## DATA EXCERPTS
____

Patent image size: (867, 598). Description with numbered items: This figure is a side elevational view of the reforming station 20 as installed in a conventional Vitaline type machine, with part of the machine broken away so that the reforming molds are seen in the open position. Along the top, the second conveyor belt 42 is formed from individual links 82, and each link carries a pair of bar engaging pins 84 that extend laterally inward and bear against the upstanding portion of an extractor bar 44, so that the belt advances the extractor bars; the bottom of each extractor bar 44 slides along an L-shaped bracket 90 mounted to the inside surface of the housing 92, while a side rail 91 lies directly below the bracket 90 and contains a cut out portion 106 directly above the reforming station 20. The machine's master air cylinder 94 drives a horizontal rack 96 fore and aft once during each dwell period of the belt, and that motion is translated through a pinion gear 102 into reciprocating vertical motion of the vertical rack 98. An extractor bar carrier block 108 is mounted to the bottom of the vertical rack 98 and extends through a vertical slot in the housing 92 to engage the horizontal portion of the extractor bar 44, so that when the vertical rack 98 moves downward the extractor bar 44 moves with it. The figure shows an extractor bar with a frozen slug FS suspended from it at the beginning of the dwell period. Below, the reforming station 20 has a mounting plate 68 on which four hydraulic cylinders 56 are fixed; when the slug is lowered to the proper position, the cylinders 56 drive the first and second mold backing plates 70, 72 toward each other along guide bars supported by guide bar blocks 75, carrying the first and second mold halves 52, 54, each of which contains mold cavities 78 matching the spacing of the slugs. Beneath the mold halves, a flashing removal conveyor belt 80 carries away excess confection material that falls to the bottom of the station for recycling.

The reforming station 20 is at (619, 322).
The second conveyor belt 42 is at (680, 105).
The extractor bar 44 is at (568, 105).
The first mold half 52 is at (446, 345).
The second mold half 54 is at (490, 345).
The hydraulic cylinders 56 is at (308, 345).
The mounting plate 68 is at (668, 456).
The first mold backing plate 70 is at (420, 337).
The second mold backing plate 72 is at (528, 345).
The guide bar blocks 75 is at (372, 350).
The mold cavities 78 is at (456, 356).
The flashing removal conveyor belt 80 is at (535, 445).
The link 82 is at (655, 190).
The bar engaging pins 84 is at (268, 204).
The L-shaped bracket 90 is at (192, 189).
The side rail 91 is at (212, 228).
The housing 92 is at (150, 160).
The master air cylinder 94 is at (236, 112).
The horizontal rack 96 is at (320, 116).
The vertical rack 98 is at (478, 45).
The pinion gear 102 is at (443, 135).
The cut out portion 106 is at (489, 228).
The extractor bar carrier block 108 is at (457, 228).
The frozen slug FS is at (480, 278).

____

## WHAT THE EXERCISE ASKS
Please copy out only those lines of the records above that contain the string "engaging". Treat uppercase and lowercase letters as different when matching.

## COMPLETE RESPONSE
Patent image size: (867, 598). Description with numbered items: This figure is a side elevational view of the reforming station 20 as installed in a conventional Vitaline type machine, with part of the machine broken away so that the reforming molds are seen in the open position. Along the top, the second conveyor belt 42 is formed from individual links 82, and each link carries a pair of bar engaging pins 84 that extend laterally inward and bear against the upstanding portion of an extractor bar 44, so that the belt advances the extractor bars; the bottom of each extractor bar 44 slides along an L-shaped bracket 90 mounted to the inside surface of the housing 92, while a side rail 91 lies directly below the bracket 90 and contains a cut out portion 106 directly above the reforming station 20. The machine's master air cylinder 94 drives a horizontal rack 96 fore and aft once during each dwell period of the belt, and that motion is translated through a pinion gear 102 into reciprocating vertical motion of the vertical rack 98. An extractor bar carrier block 108 is mounted to the bottom of the vertical rack 98 and extends through a vertical slot in the housing 92 to engage the horizontal portion of the extractor bar 44, so that when the vertical rack 98 moves downward the extractor bar 44 moves with it. The figure shows an extractor bar with a frozen slug FS suspended from it at the beginning of the dwell period. Below, the reforming station 20 has a mounting plate 68 on which four hydraulic cylinders 56 are fixed; when the slug is lowered to the proper position, the cylinders 56 drive the first and second mold backing plates 70, 72 toward each other along guide bars supported by guide bar blocks 75, carrying the first and second mold halves 52, 54, each of which contains mold cavities 78 matching the spacing of the slugs. Beneath the mold halves, a flashing removal conveyor belt 80 carries away excess confection material that falls to the bottom of the station for recycling.
The bar engaging pins 84 is at (268, 204).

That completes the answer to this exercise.